Copy out each line featuring the string "caption" from the entries beneath.

--

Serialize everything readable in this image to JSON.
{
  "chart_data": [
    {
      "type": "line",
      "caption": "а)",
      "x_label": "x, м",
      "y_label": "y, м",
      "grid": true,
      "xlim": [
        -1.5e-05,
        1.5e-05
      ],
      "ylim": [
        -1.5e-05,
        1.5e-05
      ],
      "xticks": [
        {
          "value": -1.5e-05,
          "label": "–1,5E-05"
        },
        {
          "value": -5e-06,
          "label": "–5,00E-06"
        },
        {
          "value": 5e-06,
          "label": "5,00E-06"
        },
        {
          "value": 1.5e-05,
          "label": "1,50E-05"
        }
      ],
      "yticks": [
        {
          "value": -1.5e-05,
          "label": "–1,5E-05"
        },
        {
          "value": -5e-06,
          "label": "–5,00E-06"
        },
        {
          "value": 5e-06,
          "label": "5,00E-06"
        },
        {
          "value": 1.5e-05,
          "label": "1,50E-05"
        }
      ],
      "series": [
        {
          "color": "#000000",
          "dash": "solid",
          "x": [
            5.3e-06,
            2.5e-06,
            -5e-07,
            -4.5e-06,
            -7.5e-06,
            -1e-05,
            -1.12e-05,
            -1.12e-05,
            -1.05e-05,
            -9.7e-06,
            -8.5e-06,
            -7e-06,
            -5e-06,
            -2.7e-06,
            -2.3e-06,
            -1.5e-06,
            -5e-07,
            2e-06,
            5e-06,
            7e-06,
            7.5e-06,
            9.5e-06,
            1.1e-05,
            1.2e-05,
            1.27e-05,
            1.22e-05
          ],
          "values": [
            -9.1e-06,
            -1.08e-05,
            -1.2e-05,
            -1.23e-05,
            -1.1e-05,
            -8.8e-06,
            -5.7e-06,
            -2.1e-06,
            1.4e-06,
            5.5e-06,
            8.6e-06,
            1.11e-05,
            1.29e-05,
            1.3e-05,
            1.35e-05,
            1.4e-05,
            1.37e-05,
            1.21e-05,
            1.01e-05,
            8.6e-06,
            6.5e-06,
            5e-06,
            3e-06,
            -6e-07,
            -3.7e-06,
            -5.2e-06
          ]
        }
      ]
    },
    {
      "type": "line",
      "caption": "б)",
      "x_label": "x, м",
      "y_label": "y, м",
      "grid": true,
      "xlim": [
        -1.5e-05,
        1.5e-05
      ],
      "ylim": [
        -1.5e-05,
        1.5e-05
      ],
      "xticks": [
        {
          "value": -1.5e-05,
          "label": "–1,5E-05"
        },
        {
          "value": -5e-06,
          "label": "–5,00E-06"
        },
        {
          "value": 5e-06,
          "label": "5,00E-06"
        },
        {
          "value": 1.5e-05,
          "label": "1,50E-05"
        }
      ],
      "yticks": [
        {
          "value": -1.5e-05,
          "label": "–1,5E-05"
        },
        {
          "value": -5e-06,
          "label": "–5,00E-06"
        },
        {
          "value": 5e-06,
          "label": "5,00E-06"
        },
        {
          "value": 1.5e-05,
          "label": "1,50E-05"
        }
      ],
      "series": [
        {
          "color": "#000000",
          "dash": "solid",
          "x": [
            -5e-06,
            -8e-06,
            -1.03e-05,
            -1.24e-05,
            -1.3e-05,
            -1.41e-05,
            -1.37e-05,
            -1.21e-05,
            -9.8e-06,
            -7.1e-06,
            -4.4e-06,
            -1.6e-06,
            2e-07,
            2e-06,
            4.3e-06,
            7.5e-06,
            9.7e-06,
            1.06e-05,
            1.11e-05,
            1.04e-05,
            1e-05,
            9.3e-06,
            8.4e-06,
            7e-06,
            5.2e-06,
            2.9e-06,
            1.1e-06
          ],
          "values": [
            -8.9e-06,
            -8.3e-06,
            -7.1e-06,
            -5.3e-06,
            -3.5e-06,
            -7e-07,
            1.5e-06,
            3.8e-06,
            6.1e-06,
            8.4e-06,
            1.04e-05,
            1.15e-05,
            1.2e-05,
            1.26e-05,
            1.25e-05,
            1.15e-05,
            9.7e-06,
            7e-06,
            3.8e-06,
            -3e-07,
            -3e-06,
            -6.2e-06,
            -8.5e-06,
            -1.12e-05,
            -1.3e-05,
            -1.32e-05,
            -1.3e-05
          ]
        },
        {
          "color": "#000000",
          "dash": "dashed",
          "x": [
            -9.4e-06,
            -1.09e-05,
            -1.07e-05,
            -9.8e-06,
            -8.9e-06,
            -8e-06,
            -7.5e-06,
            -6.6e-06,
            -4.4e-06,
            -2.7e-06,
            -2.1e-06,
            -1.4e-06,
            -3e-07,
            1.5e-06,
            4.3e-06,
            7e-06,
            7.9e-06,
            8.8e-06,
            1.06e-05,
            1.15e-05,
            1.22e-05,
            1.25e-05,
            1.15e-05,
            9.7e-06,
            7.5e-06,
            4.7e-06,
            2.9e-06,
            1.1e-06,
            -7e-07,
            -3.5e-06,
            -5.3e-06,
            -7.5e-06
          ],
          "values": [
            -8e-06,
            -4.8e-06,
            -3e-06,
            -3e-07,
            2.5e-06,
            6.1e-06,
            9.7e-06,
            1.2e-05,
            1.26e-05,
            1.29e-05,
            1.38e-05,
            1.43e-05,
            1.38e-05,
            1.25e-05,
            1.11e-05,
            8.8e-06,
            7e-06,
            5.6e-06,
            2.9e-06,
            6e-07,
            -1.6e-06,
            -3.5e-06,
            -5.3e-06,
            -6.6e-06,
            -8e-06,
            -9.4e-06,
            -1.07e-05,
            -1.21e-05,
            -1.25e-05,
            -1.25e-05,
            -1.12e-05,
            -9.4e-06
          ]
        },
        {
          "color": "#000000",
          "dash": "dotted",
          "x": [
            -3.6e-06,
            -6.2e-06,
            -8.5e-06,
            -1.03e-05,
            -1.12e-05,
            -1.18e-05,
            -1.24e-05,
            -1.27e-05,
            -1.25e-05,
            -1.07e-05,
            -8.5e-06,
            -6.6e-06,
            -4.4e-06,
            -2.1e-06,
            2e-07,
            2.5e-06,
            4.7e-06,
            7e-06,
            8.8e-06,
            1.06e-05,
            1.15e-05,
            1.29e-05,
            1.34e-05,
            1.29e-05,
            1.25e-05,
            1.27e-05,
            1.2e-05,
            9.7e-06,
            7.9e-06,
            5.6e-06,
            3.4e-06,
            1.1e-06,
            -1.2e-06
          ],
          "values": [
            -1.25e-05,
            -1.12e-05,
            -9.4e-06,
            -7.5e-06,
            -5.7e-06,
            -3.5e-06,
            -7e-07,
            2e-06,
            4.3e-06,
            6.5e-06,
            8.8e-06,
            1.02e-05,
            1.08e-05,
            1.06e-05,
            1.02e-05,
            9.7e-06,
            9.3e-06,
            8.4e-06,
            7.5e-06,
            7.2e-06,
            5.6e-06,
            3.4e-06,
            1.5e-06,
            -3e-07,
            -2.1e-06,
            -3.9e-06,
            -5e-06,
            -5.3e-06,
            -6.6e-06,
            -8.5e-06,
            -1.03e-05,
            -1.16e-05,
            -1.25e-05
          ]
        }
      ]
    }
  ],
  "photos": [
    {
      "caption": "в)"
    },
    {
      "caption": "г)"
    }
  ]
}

--

TASK OUTPUT:
      "caption": "а)",
      "caption": "б)",
      "caption": "в)"
      "caption": "г)"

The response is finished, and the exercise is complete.